Managing Relationships When You and/or Your Partner Have Complex PTSD

Communication is the foundation of any healthy relationship, but for couples coping with the impact of Complex PTSD (C-PTSD), maintaining open and productive dialogue can be especially challenging. Emotional dysregulation—a common symptom of C-PTSD—can significantly hinder communication and create an environment where misunderstandings, conflict, and emotional pain take center stage.

In this post, we'll explore what emotional dysregulation is, how it relates to complex PTSD, and how it affects communication in relationships. We'll also cover strategies for effective communication and conflict resolution, including setting boundaries for both partners. Lastly, we’ll look at how trauma therapy and couples therapy can offer invaluable support on this journey to emotional healing and connection.

Understanding Emotional Dysregulation and Complex PTSD

What is Emotional Dysregulation?

Emotional dysregulation refers to an individual’s difficulty in managing or controlling their emotional responses. This can result in intense mood swings, impulsivity, and disproportionate emotional reactions to everyday stressors or conflicts.

--

### YOUR OBJECTIVE
Quote the passage on Complex PTSD in relationships from "Communication is the" up to and including "is Emotional Dysregulation?", word for word.

--

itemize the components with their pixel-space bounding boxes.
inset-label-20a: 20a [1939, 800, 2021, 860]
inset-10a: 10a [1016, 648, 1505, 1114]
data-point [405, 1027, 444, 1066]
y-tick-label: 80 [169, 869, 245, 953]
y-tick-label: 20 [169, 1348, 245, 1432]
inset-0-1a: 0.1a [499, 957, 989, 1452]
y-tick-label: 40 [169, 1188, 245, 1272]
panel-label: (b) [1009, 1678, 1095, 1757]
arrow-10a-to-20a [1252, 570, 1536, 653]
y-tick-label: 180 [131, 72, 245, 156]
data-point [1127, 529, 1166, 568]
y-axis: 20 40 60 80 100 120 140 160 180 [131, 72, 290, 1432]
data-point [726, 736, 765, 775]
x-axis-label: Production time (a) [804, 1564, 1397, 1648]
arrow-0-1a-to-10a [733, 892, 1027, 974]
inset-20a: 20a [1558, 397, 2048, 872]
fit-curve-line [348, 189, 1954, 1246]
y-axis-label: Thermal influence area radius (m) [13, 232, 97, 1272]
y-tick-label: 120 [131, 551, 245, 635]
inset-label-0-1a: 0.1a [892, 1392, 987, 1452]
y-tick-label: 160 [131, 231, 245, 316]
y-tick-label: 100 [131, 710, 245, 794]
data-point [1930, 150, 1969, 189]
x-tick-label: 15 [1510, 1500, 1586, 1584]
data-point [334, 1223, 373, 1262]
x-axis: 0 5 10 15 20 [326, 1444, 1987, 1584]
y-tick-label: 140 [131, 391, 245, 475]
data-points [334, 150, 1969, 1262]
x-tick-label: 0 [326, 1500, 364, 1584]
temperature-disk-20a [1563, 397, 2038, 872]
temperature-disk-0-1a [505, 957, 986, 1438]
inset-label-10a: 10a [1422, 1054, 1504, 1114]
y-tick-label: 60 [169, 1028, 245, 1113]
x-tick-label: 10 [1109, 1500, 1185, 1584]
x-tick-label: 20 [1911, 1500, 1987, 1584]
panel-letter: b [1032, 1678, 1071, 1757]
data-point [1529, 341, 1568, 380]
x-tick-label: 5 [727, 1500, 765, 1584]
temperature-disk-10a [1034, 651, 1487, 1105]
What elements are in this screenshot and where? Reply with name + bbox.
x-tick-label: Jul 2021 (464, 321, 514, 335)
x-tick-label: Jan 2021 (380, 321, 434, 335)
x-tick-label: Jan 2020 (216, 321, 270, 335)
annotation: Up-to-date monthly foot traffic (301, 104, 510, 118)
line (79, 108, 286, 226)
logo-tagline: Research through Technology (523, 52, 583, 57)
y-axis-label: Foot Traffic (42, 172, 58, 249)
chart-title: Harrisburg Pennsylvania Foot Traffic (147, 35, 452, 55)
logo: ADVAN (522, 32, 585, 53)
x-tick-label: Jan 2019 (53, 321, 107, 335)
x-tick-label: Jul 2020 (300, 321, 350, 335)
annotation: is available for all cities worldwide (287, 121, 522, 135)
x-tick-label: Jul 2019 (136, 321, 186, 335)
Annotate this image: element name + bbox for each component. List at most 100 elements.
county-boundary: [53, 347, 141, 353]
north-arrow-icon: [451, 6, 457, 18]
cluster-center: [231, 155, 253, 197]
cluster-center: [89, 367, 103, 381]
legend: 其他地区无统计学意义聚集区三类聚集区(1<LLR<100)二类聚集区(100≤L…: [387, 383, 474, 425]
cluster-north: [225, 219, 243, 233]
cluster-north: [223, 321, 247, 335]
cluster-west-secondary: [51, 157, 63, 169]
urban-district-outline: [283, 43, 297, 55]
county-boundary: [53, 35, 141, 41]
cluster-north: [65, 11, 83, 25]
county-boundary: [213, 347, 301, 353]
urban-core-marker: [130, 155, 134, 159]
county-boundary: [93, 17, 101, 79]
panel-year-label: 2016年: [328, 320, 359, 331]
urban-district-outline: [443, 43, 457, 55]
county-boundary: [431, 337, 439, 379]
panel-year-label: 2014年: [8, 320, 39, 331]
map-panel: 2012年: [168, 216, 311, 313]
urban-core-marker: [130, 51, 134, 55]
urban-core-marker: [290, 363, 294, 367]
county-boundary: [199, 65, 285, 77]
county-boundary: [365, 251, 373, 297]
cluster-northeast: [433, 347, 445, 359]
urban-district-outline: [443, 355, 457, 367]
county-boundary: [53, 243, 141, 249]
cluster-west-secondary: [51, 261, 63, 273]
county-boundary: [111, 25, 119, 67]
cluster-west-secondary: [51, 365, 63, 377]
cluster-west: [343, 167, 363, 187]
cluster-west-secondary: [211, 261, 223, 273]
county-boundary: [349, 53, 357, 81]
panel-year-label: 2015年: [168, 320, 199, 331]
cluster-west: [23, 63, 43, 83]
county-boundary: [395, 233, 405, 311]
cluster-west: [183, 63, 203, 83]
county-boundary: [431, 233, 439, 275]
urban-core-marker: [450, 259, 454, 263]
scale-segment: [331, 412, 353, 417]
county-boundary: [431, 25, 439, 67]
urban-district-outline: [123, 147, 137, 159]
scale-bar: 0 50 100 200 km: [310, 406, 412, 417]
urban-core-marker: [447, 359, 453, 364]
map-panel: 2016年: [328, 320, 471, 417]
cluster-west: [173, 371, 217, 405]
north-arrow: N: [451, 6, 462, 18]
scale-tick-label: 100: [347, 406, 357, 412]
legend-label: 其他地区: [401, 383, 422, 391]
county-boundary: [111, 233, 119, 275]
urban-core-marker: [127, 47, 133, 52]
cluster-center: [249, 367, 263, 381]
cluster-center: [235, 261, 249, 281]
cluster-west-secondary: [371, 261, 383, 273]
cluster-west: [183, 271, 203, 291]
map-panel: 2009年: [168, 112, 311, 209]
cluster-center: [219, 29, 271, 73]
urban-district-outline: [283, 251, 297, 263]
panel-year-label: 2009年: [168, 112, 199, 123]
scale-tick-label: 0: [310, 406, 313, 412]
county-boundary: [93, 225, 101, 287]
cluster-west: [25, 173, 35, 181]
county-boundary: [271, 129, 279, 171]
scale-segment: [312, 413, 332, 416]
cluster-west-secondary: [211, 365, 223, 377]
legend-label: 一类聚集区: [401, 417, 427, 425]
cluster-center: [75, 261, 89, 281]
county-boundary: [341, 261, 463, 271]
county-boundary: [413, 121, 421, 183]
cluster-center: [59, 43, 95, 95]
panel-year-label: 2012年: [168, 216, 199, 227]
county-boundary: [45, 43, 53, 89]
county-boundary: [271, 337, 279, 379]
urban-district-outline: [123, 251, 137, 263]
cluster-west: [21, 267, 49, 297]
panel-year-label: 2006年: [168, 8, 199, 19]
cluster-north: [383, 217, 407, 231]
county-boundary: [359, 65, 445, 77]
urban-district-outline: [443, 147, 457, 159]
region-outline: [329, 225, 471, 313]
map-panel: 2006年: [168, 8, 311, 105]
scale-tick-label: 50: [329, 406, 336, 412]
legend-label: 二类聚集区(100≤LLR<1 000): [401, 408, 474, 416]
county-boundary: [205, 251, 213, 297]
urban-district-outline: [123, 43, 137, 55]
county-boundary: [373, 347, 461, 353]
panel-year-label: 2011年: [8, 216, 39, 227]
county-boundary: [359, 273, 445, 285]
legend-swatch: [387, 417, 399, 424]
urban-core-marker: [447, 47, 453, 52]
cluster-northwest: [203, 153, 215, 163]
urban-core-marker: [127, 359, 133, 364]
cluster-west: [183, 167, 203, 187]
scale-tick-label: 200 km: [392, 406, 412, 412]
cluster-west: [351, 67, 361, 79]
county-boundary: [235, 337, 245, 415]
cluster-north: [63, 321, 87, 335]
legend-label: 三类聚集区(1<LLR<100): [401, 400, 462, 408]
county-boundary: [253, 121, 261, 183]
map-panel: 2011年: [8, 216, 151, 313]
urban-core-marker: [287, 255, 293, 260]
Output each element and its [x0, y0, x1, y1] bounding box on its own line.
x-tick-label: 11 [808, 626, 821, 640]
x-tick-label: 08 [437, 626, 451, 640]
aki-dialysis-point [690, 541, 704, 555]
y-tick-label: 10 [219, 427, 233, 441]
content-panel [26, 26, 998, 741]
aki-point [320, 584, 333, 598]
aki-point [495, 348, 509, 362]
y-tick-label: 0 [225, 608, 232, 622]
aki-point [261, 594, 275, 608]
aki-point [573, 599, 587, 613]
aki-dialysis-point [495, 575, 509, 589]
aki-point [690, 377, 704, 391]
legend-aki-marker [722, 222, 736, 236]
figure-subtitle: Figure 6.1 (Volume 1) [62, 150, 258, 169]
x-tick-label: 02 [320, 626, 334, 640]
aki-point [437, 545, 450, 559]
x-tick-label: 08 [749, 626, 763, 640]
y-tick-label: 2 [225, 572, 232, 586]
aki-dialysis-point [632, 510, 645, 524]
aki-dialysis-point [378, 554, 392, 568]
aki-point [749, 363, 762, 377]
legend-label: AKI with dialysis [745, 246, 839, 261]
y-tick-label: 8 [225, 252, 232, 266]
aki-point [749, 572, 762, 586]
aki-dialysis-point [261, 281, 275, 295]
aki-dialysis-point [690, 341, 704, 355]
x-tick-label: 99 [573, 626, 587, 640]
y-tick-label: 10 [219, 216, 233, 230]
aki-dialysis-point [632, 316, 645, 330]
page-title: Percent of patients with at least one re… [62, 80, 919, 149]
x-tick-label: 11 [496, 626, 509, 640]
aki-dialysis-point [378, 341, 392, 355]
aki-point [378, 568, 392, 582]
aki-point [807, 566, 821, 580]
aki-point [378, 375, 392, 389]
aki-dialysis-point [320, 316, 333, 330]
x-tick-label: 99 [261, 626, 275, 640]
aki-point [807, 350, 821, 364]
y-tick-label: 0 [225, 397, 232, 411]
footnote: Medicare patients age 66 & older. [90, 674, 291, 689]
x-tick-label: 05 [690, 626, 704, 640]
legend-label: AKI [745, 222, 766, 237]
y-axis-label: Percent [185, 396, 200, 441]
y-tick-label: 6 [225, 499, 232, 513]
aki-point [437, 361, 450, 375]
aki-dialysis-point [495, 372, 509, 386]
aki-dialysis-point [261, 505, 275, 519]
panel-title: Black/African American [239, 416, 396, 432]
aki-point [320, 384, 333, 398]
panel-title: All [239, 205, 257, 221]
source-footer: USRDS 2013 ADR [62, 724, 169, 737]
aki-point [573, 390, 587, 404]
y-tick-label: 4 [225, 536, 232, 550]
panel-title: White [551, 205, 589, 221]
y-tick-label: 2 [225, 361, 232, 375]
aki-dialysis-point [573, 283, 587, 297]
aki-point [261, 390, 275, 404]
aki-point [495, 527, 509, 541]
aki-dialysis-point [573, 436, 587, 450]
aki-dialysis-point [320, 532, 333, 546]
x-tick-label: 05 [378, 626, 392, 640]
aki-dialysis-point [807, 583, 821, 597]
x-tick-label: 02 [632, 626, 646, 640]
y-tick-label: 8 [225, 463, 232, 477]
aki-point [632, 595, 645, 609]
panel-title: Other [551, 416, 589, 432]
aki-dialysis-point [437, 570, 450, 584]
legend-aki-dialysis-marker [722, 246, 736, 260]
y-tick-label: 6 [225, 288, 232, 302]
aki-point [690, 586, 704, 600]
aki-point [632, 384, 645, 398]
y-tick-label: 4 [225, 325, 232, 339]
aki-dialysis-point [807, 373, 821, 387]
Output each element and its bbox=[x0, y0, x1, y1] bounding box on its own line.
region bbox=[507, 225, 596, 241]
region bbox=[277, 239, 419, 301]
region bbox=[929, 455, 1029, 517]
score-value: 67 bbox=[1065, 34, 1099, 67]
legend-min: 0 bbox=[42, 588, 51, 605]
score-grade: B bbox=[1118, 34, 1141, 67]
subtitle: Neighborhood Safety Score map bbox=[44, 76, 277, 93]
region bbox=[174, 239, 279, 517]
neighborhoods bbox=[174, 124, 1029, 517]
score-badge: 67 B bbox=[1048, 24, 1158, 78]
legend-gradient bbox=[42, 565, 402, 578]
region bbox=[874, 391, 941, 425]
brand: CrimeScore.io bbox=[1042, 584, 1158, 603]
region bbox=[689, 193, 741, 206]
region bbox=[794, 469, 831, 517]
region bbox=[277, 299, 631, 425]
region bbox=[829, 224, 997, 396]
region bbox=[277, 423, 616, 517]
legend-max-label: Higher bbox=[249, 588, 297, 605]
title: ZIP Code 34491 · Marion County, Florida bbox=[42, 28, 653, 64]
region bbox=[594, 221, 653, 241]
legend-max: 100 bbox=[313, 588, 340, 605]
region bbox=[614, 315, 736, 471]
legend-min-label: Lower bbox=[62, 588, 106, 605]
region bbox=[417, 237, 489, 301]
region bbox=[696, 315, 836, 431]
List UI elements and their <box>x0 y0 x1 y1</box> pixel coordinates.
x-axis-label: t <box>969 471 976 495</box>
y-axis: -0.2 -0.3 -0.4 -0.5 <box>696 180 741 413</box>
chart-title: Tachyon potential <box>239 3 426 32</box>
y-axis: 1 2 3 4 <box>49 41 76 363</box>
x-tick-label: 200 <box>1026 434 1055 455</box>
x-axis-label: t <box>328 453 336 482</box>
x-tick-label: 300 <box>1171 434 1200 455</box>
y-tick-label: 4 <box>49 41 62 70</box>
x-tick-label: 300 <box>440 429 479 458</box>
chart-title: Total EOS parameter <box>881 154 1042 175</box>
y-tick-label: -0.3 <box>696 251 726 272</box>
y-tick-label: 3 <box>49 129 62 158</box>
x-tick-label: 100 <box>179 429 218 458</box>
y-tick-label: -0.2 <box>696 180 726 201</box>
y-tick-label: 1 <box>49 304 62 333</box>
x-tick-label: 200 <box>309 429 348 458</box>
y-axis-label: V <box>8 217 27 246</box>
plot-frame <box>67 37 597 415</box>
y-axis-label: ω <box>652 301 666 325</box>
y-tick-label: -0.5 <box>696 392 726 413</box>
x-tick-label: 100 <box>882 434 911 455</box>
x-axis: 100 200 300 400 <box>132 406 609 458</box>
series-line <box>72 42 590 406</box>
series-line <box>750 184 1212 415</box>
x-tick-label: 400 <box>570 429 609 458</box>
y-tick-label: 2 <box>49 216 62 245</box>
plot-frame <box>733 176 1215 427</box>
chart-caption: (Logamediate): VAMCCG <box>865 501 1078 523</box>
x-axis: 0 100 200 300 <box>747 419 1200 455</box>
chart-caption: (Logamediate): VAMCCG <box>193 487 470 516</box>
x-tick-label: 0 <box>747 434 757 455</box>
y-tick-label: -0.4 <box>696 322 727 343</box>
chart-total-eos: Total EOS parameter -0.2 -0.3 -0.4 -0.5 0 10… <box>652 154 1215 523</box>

--

### TASK SOLUTION
Communication is the foundation of any healthy relationship, but for couples coping with the impact of Complex PTSD (C-PTSD), maintaining open and productive dialogue can be especially challenging. Emotional dysregulation—a common symptom of C-PTSD—can significantly hinder communication and create an environment where misunderstandings, conflict, and emotional pain take center stage.

In this post, we'll explore what emotional dysregulation is, how it relates to complex PTSD, and how it affects communication in relationships. We'll also cover strategies for effective communication and conflict resolution, including setting boundaries for both partners. Lastly, we’ll look at how trauma therapy and couples therapy can offer invaluable support on this journey to emotional healing and connection.

Understanding Emotional Dysregulation and Complex PTSD

What is Emotional Dysregulation?